▸ **Given task**: In this exercise, reproduce all the entries that follow exactly.

Collection entries
-*-
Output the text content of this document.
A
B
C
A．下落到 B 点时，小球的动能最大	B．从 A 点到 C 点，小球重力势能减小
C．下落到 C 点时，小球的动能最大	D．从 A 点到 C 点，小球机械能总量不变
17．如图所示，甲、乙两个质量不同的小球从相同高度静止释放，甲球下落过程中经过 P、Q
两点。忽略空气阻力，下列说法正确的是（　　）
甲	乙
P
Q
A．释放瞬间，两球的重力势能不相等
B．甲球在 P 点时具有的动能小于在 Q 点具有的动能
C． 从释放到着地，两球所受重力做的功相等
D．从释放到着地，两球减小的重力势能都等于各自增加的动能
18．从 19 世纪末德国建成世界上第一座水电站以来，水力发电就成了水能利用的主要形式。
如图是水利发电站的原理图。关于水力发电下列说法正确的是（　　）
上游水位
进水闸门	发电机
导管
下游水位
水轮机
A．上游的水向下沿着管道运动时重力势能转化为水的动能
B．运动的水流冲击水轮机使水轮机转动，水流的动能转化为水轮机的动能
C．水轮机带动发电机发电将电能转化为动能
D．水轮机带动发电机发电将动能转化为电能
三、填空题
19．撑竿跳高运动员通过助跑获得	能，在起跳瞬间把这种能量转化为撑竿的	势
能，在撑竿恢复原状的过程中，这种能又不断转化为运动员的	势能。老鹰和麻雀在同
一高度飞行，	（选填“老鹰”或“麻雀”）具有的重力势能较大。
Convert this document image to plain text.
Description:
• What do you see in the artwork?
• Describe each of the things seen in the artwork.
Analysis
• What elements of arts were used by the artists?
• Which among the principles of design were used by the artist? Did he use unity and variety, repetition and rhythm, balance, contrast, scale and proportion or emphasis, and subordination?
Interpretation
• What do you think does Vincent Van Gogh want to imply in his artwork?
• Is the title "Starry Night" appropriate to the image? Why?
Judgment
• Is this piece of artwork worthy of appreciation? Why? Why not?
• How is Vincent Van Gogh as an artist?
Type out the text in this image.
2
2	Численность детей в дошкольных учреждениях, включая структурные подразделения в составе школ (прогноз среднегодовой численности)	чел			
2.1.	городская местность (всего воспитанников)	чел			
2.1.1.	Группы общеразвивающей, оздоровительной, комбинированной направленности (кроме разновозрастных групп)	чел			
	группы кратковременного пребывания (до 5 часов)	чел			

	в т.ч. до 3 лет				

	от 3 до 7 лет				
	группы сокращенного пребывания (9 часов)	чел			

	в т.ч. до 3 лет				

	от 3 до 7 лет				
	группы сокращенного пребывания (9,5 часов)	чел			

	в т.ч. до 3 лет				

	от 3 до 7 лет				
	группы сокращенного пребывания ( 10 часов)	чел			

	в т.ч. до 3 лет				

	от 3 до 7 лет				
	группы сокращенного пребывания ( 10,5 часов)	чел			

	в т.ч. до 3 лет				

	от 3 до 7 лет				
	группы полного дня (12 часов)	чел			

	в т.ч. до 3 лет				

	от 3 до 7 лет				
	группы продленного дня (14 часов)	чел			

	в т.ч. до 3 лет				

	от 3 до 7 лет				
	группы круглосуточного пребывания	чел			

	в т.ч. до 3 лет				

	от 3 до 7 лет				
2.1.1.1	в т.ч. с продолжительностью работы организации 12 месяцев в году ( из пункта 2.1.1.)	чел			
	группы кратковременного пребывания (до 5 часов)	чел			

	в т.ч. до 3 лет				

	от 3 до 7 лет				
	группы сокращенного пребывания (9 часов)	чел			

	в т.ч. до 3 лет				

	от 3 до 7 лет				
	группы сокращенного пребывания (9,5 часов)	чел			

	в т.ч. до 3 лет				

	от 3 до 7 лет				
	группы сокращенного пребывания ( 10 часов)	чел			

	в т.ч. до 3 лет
-*-
▸ **Response for this exercise**:
Output the text content of this document.
A
B
C
A．下落到 B 点时，小球的动能最大	B．从 A 点到 C 点，小球重力势能减小
C．下落到 C 点时，小球的动能最大	D．从 A 点到 C 点，小球机械能总量不变
17．如图所示，甲、乙两个质量不同的小球从相同高度静止释放，甲球下落过程中经过 P、Q
两点。忽略空气阻力，下列说法正确的是（　　）
甲	乙
P
Q
A．释放瞬间，两球的重力势能不相等
B．甲球在 P 点时具有的动能小于在 Q 点具有的动能
C． 从释放到着地，两球所受重力做的功相等
D．从释放到着地，两球减小的重力势能都等于各自增加的动能
18．从 19 世纪末德国建成世界上第一座水电站以来，水力发电就成了水能利用的主要形式。
如图是水利发电站的原理图。关于水力发电下列说法正确的是（　　）
上游水位
进水闸门	发电机
导管
下游水位
水轮机
A．上游的水向下沿着管道运动时重力势能转化为水的动能
B．运动的水流冲击水轮机使水轮机转动，水流的动能转化为水轮机的动能
C．水轮机带动发电机发电将电能转化为动能
D．水轮机带动发电机发电将动能转化为电能
三、填空题
19．撑竿跳高运动员通过助跑获得	能，在起跳瞬间把这种能量转化为撑竿的	势
能，在撑竿恢复原状的过程中，这种能又不断转化为运动员的	势能。老鹰和麻雀在同
一高度飞行，	（选填“老鹰”或“麻雀”）具有的重力势能较大。
Convert this document image to plain text.
Description:
• What do you see in the artwork?
• Describe each of the things seen in the artwork.
Analysis
• What elements of arts were used by the artists?
• Which among the principles of design were used by the artist? Did he use unity and variety, repetition and rhythm, balance, contrast, scale and proportion or emphasis, and subordination?
Interpretation
• What do you think does Vincent Van Gogh want to imply in his artwork?
• Is the title "Starry Night" appropriate to the image? Why?
Judgment
• Is this piece of artwork worthy of appreciation? Why? Why not?
• How is Vincent Van Gogh as an artist?
Type out the text in this image.
2
2	Численность детей в дошкольных учреждениях, включая структурные подразделения в составе школ (прогноз среднегодовой численности)	чел			
2.1.	городская местность (всего воспитанников)	чел			
2.1.1.	Группы общеразвивающей, оздоровительной, комбинированной направленности (кроме разновозрастных групп)	чел			
	группы кратковременного пребывания (до 5 часов)	чел			

	в т.ч. до 3 лет				

	от 3 до 7 лет				
	группы сокращенного пребывания (9 часов)	чел			

	в т.ч. до 3 лет				

	от 3 до 7 лет				
	группы сокращенного пребывания (9,5 часов)	чел			

	в т.ч. до 3 лет				

	от 3 до 7 лет				
	группы сокращенного пребывания ( 10 часов)	чел			

	в т.ч. до 3 лет				

	от 3 до 7 лет				
	группы сокращенного пребывания ( 10,5 часов)	чел			

	в т.ч. до 3 лет				

	от 3 до 7 лет				
	группы полного дня (12 часов)	чел			

	в т.ч. до 3 лет				

	от 3 до 7 лет				
	группы продленного дня (14 часов)	чел			

	в т.ч. до 3 лет				

	от 3 до 7 лет				
	группы круглосуточного пребывания	чел			

	в т.ч. до 3 лет				

	от 3 до 7 лет				
2.1.1.1	в т.ч. с продолжительностью работы организации 12 месяцев в году ( из пункта 2.1.1.)	чел			
	группы кратковременного пребывания (до 5 часов)	чел			

	в т.ч. до 3 лет				

	от 3 до 7 лет				
	группы сокращенного пребывания (9 часов)	чел			

	в т.ч. до 3 лет				

	от 3 до 7 лет				
	группы сокращенного пребывания (9,5 часов)	чел			

	в т.ч. до 3 лет				

	от 3 до 7 лет				
	группы сокращенного пребывания ( 10 часов)	чел			

	в т.ч. до 3 лет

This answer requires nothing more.